╭─ Dataset

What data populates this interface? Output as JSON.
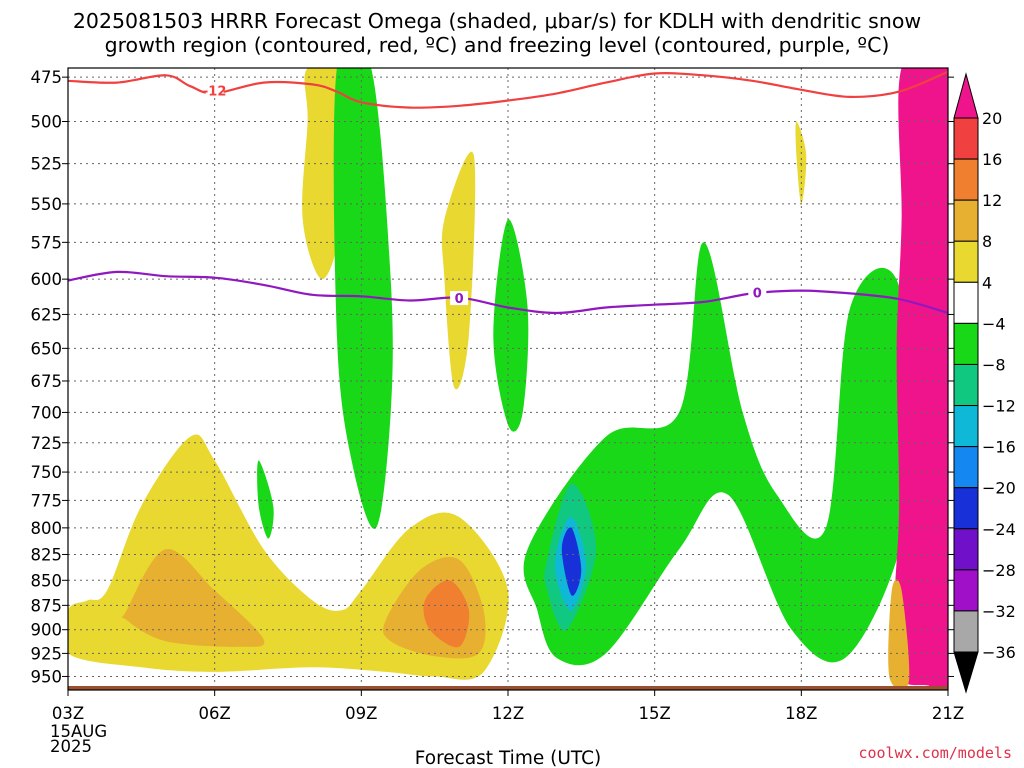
{
  "title_line1": "2025081503 HRRR Forecast Omega (shaded, μbar/s) for KDLH with dendritic snow",
  "title_line2": "growth region (contoured, red, ºC) and freezing level (contoured, purple, ºC)",
  "credit": "coolwx.com/models",
  "chart_data": {
    "type": "time-height cross section",
    "title": "2025081503 HRRR Forecast Omega (shaded, μbar/s) for KDLH with dendritic snow growth region (contoured, red, ºC) and freezing level (contoured, purple, ºC)",
    "xlabel": "Forecast Time (UTC)",
    "date_label": [
      "15AUG",
      "2025"
    ],
    "x_ticks": [
      "03Z",
      "06Z",
      "09Z",
      "12Z",
      "15Z",
      "18Z",
      "21Z"
    ],
    "xlim_hours": [
      3,
      21
    ],
    "y_ticks": [
      475,
      500,
      525,
      550,
      575,
      600,
      625,
      650,
      675,
      700,
      725,
      750,
      775,
      800,
      825,
      850,
      875,
      900,
      925,
      950
    ],
    "ylim_hPa": [
      470,
      965
    ],
    "y_scale": "log-pressure (top = low pressure)",
    "grid": true,
    "colorbar": {
      "labels": [
        "20",
        "16",
        "12",
        "8",
        "4",
        "−4",
        "−8",
        "−12",
        "−16",
        "−20",
        "−24",
        "−28",
        "−32",
        "−36"
      ],
      "bins": [
        {
          "color": "#f0148c"
        },
        {
          "color": "#f04040"
        },
        {
          "color": "#f08030"
        },
        {
          "color": "#e8b030"
        },
        {
          "color": "#e8d830"
        },
        {
          "color": "#ffffff"
        },
        {
          "color": "#18d818"
        },
        {
          "color": "#10c880"
        },
        {
          "color": "#10b8d8"
        },
        {
          "color": "#1488f0"
        },
        {
          "color": "#1830d8"
        },
        {
          "color": "#7010c8"
        },
        {
          "color": "#a010c8"
        },
        {
          "color": "#a8a8a8"
        },
        {
          "color": "#000000"
        }
      ]
    },
    "contours": [
      {
        "name": "-12",
        "color": "#f04040",
        "hours": [
          3,
          4,
          5,
          5.5,
          6,
          7,
          8,
          8.5,
          9,
          10,
          11,
          12,
          13,
          14,
          15,
          16,
          17,
          18,
          19,
          20,
          21
        ],
        "hPa": [
          477,
          478,
          474,
          480,
          484,
          478,
          479,
          483,
          489,
          492,
          491,
          488,
          484,
          478,
          473,
          474,
          477,
          482,
          486,
          483,
          472
        ]
      },
      {
        "name": "0",
        "color": "#9018c0",
        "hours": [
          3,
          4,
          5,
          6,
          7,
          8,
          9,
          10,
          11,
          12,
          13,
          14,
          15,
          16,
          17,
          18,
          19,
          20,
          21
        ],
        "hPa": [
          601,
          595,
          598,
          599,
          604,
          611,
          612,
          615,
          613,
          620,
          624,
          620,
          618,
          616,
          610,
          608,
          610,
          614,
          624
        ]
      }
    ],
    "contour_labels": [
      {
        "text": "-12",
        "hour": 6.0,
        "hPa": 483,
        "color": "#f04040"
      },
      {
        "text": "0",
        "hour": 11.0,
        "hPa": 614,
        "color": "#9018c0"
      },
      {
        "text": "0",
        "hour": 17.1,
        "hPa": 610,
        "color": "#9018c0"
      }
    ],
    "shaded_regions_omega_ubar_s": [
      {
        "value_range": "4 to 8",
        "hours": [
          3.8,
          4.5,
          5.5,
          6.0,
          7.0,
          8.0,
          8.6,
          9.0,
          10.0,
          11.0,
          12.0,
          11.5,
          10.5,
          9.5,
          8.0,
          6.0,
          4.5,
          3.0,
          3.0,
          3.4
        ],
        "hPa": [
          860,
          780,
          720,
          740,
          820,
          870,
          880,
          860,
          800,
          790,
          860,
          945,
          950,
          945,
          940,
          945,
          940,
          925,
          880,
          870
        ]
      },
      {
        "value_range": "8 to 12",
        "hours": [
          4.2,
          5.0,
          6.0,
          7.0,
          6.5,
          5.0,
          4.2
        ],
        "hPa": [
          880,
          820,
          860,
          910,
          918,
          912,
          890
        ]
      },
      {
        "value_range": "8 to 12",
        "hours": [
          9.5,
          10.2,
          11.0,
          11.5,
          11.4,
          10.5,
          9.6
        ],
        "hPa": [
          890,
          840,
          830,
          880,
          925,
          928,
          912
        ]
      },
      {
        "value_range": "12 to 16",
        "hours": [
          10.3,
          10.8,
          11.2,
          11.0,
          10.4
        ],
        "hPa": [
          870,
          850,
          880,
          918,
          900
        ]
      },
      {
        "value_range": "4 to 8",
        "hours": [
          7.9,
          8.8,
          8.6,
          8.2,
          7.8,
          7.9
        ],
        "hPa": [
          470,
          470,
          560,
          600,
          560,
          500
        ]
      },
      {
        "value_range": "4 to 8",
        "hours": [
          10.7,
          11.3,
          11.2,
          10.9,
          10.7
        ],
        "hPa": [
          560,
          520,
          640,
          680,
          600
        ]
      },
      {
        "value_range": "4 to 8",
        "hours": [
          17.9,
          18.1,
          18.0,
          17.9
        ],
        "hPa": [
          500,
          520,
          550,
          520
        ]
      },
      {
        "value_range": "-4 to -8",
        "hours": [
          8.5,
          9.2,
          9.6,
          9.6,
          9.3,
          8.8,
          8.5
        ],
        "hPa": [
          470,
          470,
          600,
          700,
          800,
          740,
          640
        ]
      },
      {
        "value_range": "-4 to -8",
        "hours": [
          12.0,
          12.4,
          12.3,
          12.0,
          11.7
        ],
        "hPa": [
          560,
          620,
          700,
          710,
          640
        ]
      },
      {
        "value_range": "-4 to -8",
        "hours": [
          6.9,
          7.2,
          7.1,
          6.9
        ],
        "hPa": [
          740,
          780,
          810,
          780
        ]
      },
      {
        "value_range": "-4 to -8",
        "hours": [
          12.4,
          14.0,
          15.5,
          16.0,
          16.8,
          17.5,
          18.5,
          19.0,
          20.0,
          20.2,
          19.0,
          17.8,
          16.5,
          15.5,
          14.0,
          13.0,
          12.6
        ],
        "hPa": [
          820,
          720,
          700,
          575,
          700,
          770,
          800,
          620,
          605,
          780,
          925,
          900,
          770,
          820,
          925,
          930,
          880
        ]
      },
      {
        "value_range": "-8 to -12",
        "hours": [
          12.8,
          13.3,
          13.8,
          13.2,
          12.8
        ],
        "hPa": [
          830,
          760,
          820,
          900,
          860
        ]
      },
      {
        "value_range": "-12 to -16",
        "hours": [
          13.0,
          13.3,
          13.6,
          13.3,
          13.0
        ],
        "hPa": [
          820,
          790,
          835,
          880,
          850
        ]
      },
      {
        "value_range": "-16 to -20",
        "hours": [
          13.1,
          13.3,
          13.5,
          13.3
        ],
        "hPa": [
          820,
          800,
          840,
          865
        ]
      }
    ]
  }
}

╰─

* Task directions
Report how many lines above hold the string "dendritic", giving nothing but the number.

* Full solution
2